[Rows from a dataset]
--

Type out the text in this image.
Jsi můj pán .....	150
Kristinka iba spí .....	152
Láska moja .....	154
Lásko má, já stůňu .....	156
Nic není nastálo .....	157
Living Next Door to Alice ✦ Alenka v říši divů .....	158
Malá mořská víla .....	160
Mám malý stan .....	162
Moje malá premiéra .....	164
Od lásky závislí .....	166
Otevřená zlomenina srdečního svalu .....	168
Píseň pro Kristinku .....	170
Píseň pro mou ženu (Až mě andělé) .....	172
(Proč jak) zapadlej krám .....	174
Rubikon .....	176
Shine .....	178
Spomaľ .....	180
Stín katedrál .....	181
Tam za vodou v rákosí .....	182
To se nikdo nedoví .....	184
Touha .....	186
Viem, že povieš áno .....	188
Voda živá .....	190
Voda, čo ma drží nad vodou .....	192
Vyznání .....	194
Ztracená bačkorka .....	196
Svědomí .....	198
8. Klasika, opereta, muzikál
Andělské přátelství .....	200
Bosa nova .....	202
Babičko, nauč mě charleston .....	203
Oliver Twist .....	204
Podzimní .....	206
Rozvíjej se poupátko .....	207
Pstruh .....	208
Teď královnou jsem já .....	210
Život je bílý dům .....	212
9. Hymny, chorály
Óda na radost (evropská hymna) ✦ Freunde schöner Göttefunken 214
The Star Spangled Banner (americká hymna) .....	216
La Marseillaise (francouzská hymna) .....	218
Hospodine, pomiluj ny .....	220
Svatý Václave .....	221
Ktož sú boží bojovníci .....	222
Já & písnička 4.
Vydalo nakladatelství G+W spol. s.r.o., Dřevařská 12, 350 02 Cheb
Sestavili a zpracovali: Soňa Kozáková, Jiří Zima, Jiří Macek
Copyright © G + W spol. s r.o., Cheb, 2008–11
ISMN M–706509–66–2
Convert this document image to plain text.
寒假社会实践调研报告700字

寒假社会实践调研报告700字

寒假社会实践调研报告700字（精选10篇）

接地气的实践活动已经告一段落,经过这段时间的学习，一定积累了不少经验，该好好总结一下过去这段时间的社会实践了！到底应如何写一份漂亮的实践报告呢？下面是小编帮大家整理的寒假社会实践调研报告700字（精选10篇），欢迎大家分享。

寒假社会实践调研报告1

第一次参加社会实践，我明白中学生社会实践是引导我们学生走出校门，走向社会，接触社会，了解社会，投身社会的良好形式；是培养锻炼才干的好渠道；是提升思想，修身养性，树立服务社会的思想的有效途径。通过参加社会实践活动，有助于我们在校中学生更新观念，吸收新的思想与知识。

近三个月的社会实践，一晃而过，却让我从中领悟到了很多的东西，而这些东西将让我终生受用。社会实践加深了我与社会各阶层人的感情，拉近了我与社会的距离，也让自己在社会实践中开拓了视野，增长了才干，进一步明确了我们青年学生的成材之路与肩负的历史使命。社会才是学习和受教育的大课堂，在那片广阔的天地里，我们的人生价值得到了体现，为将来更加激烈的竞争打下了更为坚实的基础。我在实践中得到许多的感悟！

--

# [Task brief]
Repeat the preceding lines exactly, please, every one of them.

# [Answer to the problem]
Type out the text in this image.
Jsi můj pán .....	150
Kristinka iba spí .....	152
Láska moja .....	154
Lásko má, já stůňu .....	156
Nic není nastálo .....	157
Living Next Door to Alice ✦ Alenka v říši divů .....	158
Malá mořská víla .....	160
Mám malý stan .....	162
Moje malá premiéra .....	164
Od lásky závislí .....	166
Otevřená zlomenina srdečního svalu .....	168
Píseň pro Kristinku .....	170
Píseň pro mou ženu (Až mě andělé) .....	172
(Proč jak) zapadlej krám .....	174
Rubikon .....	176
Shine .....	178
Spomaľ .....	180
Stín katedrál .....	181
Tam za vodou v rákosí .....	182
To se nikdo nedoví .....	184
Touha .....	186
Viem, že povieš áno .....	188
Voda živá .....	190
Voda, čo ma drží nad vodou .....	192
Vyznání .....	194
Ztracená bačkorka .....	196
Svědomí .....	198
8. Klasika, opereta, muzikál
Andělské přátelství .....	200
Bosa nova .....	202
Babičko, nauč mě charleston .....	203
Oliver Twist .....	204
Podzimní .....	206
Rozvíjej se poupátko .....	207
Pstruh .....	208
Teď královnou jsem já .....	210
Život je bílý dům .....	212
9. Hymny, chorály
Óda na radost (evropská hymna) ✦ Freunde schöner Göttefunken 214
The Star Spangled Banner (americká hymna) .....	216
La Marseillaise (francouzská hymna) .....	218
Hospodine, pomiluj ny .....	220
Svatý Václave .....	221
Ktož sú boží bojovníci .....	222
Já & písnička 4.
Vydalo nakladatelství G+W spol. s.r.o., Dřevařská 12, 350 02 Cheb
Sestavili a zpracovali: Soňa Kozáková, Jiří Zima, Jiří Macek
Copyright © G + W spol. s r.o., Cheb, 2008–11
ISMN M–706509–66–2
Convert this document image to plain text.
寒假社会实践调研报告700字

寒假社会实践调研报告700字

寒假社会实践调研报告700字（精选10篇）

接地气的实践活动已经告一段落,经过这段时间的学习，一定积累了不少经验，该好好总结一下过去这段时间的社会实践了！到底应如何写一份漂亮的实践报告呢？下面是小编帮大家整理的寒假社会实践调研报告700字（精选10篇），欢迎大家分享。

寒假社会实践调研报告1

第一次参加社会实践，我明白中学生社会实践是引导我们学生走出校门，走向社会，接触社会，了解社会，投身社会的良好形式；是培养锻炼才干的好渠道；是提升思想，修身养性，树立服务社会的思想的有效途径。通过参加社会实践活动，有助于我们在校中学生更新观念，吸收新的思想与知识。

近三个月的社会实践，一晃而过，却让我从中领悟到了很多的东西，而这些东西将让我终生受用。社会实践加深了我与社会各阶层人的感情，拉近了我与社会的距离，也让自己在社会实践中开拓了视野，增长了才干，进一步明确了我们青年学生的成材之路与肩负的历史使命。社会才是学习和受教育的大课堂，在那片广阔的天地里，我们的人生价值得到了体现，为将来更加激烈的竞争打下了更为坚实的基础。我在实践中得到许多的感悟！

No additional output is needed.